Output the data below in full, byte for byte. Nothing may differ.

## begin

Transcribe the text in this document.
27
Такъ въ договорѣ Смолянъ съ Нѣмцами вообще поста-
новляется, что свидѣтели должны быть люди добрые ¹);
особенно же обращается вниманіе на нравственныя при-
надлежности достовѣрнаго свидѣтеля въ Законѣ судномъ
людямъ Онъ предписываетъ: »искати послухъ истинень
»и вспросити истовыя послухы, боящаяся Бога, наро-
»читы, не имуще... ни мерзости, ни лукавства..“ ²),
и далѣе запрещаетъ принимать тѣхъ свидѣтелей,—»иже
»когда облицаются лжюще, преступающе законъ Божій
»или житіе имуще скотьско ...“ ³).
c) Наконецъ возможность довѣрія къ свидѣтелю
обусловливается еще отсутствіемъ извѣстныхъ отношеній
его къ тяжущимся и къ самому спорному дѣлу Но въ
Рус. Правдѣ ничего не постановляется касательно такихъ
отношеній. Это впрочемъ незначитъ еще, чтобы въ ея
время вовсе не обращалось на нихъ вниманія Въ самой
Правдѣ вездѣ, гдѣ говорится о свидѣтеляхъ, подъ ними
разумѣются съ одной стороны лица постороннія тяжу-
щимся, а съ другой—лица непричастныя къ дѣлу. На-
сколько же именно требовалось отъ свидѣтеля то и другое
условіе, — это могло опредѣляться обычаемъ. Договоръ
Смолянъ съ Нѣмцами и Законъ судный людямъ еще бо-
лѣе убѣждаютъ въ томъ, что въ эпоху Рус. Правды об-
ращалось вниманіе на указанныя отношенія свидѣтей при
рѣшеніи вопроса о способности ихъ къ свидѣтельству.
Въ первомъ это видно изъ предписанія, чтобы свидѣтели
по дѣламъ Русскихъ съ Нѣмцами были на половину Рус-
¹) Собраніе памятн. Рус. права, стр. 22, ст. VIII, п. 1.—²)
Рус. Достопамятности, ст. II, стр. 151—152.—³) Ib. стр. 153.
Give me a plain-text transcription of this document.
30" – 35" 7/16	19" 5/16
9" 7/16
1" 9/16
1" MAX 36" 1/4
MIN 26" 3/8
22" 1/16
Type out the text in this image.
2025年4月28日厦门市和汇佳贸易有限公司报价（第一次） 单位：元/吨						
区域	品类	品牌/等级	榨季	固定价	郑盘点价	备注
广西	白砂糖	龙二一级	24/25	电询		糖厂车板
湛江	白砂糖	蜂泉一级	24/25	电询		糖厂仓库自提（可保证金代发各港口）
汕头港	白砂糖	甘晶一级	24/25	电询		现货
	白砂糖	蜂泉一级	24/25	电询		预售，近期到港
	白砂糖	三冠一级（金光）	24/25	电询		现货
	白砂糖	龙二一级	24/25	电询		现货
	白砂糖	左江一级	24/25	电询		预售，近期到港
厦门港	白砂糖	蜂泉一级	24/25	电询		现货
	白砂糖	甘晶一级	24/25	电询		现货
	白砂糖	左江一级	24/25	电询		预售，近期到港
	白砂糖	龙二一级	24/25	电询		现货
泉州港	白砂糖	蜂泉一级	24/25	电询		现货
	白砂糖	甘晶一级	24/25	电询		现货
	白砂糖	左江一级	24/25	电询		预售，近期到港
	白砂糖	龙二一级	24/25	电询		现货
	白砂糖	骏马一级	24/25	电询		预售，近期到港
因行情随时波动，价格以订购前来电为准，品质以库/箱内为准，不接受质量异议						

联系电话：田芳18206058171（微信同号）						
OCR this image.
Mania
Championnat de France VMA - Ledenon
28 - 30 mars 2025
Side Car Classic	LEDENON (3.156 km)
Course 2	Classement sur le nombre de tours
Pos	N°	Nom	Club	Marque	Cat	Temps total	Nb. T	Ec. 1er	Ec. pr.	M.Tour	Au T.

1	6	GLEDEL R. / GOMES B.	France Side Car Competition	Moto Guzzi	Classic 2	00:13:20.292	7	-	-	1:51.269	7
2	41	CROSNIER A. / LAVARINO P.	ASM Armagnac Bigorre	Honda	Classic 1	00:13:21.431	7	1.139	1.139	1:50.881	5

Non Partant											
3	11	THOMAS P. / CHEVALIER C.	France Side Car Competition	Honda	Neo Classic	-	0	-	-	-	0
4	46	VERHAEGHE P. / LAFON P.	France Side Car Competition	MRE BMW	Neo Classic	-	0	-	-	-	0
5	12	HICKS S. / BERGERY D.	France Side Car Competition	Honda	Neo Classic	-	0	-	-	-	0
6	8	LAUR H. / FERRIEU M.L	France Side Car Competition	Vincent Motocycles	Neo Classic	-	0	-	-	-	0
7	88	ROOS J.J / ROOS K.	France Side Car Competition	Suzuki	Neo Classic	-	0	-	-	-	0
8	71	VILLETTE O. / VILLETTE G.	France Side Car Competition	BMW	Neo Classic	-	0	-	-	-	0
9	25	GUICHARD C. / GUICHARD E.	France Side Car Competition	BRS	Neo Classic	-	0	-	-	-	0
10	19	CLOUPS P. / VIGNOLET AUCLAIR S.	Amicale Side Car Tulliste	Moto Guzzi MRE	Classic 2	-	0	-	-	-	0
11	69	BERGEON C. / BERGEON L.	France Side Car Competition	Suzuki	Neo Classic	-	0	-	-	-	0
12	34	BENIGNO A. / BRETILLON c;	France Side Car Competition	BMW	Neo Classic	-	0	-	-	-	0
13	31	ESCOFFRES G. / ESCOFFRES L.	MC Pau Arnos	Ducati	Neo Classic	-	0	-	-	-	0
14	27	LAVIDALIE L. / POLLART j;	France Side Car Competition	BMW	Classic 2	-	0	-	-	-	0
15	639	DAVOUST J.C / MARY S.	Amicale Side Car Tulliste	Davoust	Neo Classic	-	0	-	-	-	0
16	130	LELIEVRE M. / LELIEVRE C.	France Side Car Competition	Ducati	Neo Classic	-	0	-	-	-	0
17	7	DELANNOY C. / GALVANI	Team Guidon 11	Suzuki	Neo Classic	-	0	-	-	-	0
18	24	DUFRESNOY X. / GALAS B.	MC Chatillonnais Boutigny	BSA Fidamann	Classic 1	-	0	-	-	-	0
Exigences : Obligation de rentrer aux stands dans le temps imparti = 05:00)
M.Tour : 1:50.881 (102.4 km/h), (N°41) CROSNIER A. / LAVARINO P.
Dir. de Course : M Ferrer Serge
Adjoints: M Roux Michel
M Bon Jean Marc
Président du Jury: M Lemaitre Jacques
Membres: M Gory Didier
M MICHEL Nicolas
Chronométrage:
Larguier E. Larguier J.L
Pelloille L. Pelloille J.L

## end

» **Solution below**:
Transcribe the text in this document.
27
Такъ въ договорѣ Смолянъ съ Нѣмцами вообще поста-
новляется, что свидѣтели должны быть люди добрые ¹);
особенно же обращается вниманіе на нравственныя при-
надлежности достовѣрнаго свидѣтеля въ Законѣ судномъ
людямъ Онъ предписываетъ: »искати послухъ истинень
»и вспросити истовыя послухы, боящаяся Бога, наро-
»читы, не имуще... ни мерзости, ни лукавства..“ ²),
и далѣе запрещаетъ принимать тѣхъ свидѣтелей,—»иже
»когда облицаются лжюще, преступающе законъ Божій
»или житіе имуще скотьско ...“ ³).
c) Наконецъ возможность довѣрія къ свидѣтелю
обусловливается еще отсутствіемъ извѣстныхъ отношеній
его къ тяжущимся и къ самому спорному дѣлу Но въ
Рус. Правдѣ ничего не постановляется касательно такихъ
отношеній. Это впрочемъ незначитъ еще, чтобы въ ея
время вовсе не обращалось на нихъ вниманія Въ самой
Правдѣ вездѣ, гдѣ говорится о свидѣтеляхъ, подъ ними
разумѣются съ одной стороны лица постороннія тяжу-
щимся, а съ другой—лица непричастныя къ дѣлу. На-
сколько же именно требовалось отъ свидѣтеля то и другое
условіе, — это могло опредѣляться обычаемъ. Договоръ
Смолянъ съ Нѣмцами и Законъ судный людямъ еще бо-
лѣе убѣждаютъ въ томъ, что въ эпоху Рус. Правды об-
ращалось вниманіе на указанныя отношенія свидѣтей при
рѣшеніи вопроса о способности ихъ къ свидѣтельству.
Въ первомъ это видно изъ предписанія, чтобы свидѣтели
по дѣламъ Русскихъ съ Нѣмцами были на половину Рус-
¹) Собраніе памятн. Рус. права, стр. 22, ст. VIII, п. 1.—²)
Рус. Достопамятности, ст. II, стр. 151—152.—³) Ib. стр. 153.
Give me a plain-text transcription of this document.
30" – 35" 7/16	19" 5/16
9" 7/16
1" 9/16
1" MAX 36" 1/4
MIN 26" 3/8
22" 1/16
Type out the text in this image.
2025年4月28日厦门市和汇佳贸易有限公司报价（第一次） 单位：元/吨						
区域	品类	品牌/等级	榨季	固定价	郑盘点价	备注
广西	白砂糖	龙二一级	24/25	电询		糖厂车板
湛江	白砂糖	蜂泉一级	24/25	电询		糖厂仓库自提（可保证金代发各港口）
汕头港	白砂糖	甘晶一级	24/25	电询		现货
	白砂糖	蜂泉一级	24/25	电询		预售，近期到港
	白砂糖	三冠一级（金光）	24/25	电询		现货
	白砂糖	龙二一级	24/25	电询		现货
	白砂糖	左江一级	24/25	电询		预售，近期到港
厦门港	白砂糖	蜂泉一级	24/25	电询		现货
	白砂糖	甘晶一级	24/25	电询		现货
	白砂糖	左江一级	24/25	电询		预售，近期到港
	白砂糖	龙二一级	24/25	电询		现货
泉州港	白砂糖	蜂泉一级	24/25	电询		现货
	白砂糖	甘晶一级	24/25	电询		现货
	白砂糖	左江一级	24/25	电询		预售，近期到港
	白砂糖	龙二一级	24/25	电询		现货
	白砂糖	骏马一级	24/25	电询		预售，近期到港
因行情随时波动，价格以订购前来电为准，品质以库/箱内为准，不接受质量异议						

联系电话：田芳18206058171（微信同号）						
OCR this image.
Mania
Championnat de France VMA - Ledenon
28 - 30 mars 2025
Side Car Classic	LEDENON (3.156 km)
Course 2	Classement sur le nombre de tours
Pos	N°	Nom	Club	Marque	Cat	Temps total	Nb. T	Ec. 1er	Ec. pr.	M.Tour	Au T.

1	6	GLEDEL R. / GOMES B.	France Side Car Competition	Moto Guzzi	Classic 2	00:13:20.292	7	-	-	1:51.269	7
2	41	CROSNIER A. / LAVARINO P.	ASM Armagnac Bigorre	Honda	Classic 1	00:13:21.431	7	1.139	1.139	1:50.881	5

Non Partant											
3	11	THOMAS P. / CHEVALIER C.	France Side Car Competition	Honda	Neo Classic	-	0	-	-	-	0
4	46	VERHAEGHE P. / LAFON P.	France Side Car Competition	MRE BMW	Neo Classic	-	0	-	-	-	0
5	12	HICKS S. / BERGERY D.	France Side Car Competition	Honda	Neo Classic	-	0	-	-	-	0
6	8	LAUR H. / FERRIEU M.L	France Side Car Competition	Vincent Motocycles	Neo Classic	-	0	-	-	-	0
7	88	ROOS J.J / ROOS K.	France Side Car Competition	Suzuki	Neo Classic	-	0	-	-	-	0
8	71	VILLETTE O. / VILLETTE G.	France Side Car Competition	BMW	Neo Classic	-	0	-	-	-	0
9	25	GUICHARD C. / GUICHARD E.	France Side Car Competition	BRS	Neo Classic	-	0	-	-	-	0
10	19	CLOUPS P. / VIGNOLET AUCLAIR S.	Amicale Side Car Tulliste	Moto Guzzi MRE	Classic 2	-	0	-	-	-	0
11	69	BERGEON C. / BERGEON L.	France Side Car Competition	Suzuki	Neo Classic	-	0	-	-	-	0
12	34	BENIGNO A. / BRETILLON c;	France Side Car Competition	BMW	Neo Classic	-	0	-	-	-	0
13	31	ESCOFFRES G. / ESCOFFRES L.	MC Pau Arnos	Ducati	Neo Classic	-	0	-	-	-	0
14	27	LAVIDALIE L. / POLLART j;	France Side Car Competition	BMW	Classic 2	-	0	-	-	-	0
15	639	DAVOUST J.C / MARY S.	Amicale Side Car Tulliste	Davoust	Neo Classic	-	0	-	-	-	0
16	130	LELIEVRE M. / LELIEVRE C.	France Side Car Competition	Ducati	Neo Classic	-	0	-	-	-	0
17	7	DELANNOY C. / GALVANI	Team Guidon 11	Suzuki	Neo Classic	-	0	-	-	-	0
18	24	DUFRESNOY X. / GALAS B.	MC Chatillonnais Boutigny	BSA Fidamann	Classic 1	-	0	-	-	-	0
Exigences : Obligation de rentrer aux stands dans le temps imparti = 05:00)
M.Tour : 1:50.881 (102.4 km/h), (N°41) CROSNIER A. / LAVARINO P.
Dir. de Course : M Ferrer Serge
Adjoints: M Roux Michel
M Bon Jean Marc
Président du Jury: M Lemaitre Jacques
Membres: M Gory Didier
M MICHEL Nicolas
Chronométrage:
Larguier E. Larguier J.L
Pelloille L. Pelloille J.L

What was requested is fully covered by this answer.